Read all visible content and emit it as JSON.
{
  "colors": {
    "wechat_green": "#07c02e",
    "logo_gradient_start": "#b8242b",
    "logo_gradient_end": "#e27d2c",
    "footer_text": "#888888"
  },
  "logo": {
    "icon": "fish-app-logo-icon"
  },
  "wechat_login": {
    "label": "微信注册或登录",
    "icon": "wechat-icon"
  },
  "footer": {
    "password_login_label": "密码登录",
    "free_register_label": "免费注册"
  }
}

**WHAT YOU NEED TO DO**
Your task is to repeat every line exactly.

**SOLVED PROBLEM**
Read all visible content and emit it as JSON.
{
  "colors": {
    "wechat_green": "#07c02e",
    "logo_gradient_start": "#b8242b",
    "logo_gradient_end": "#e27d2c",
    "footer_text": "#888888"
  },
  "logo": {
    "icon": "fish-app-logo-icon"
  },
  "wechat_login": {
    "label": "微信注册或登录",
    "icon": "wechat-icon"
  },
  "footer": {
    "password_login_label": "密码登录",
    "free_register_label": "免费注册"
  }
}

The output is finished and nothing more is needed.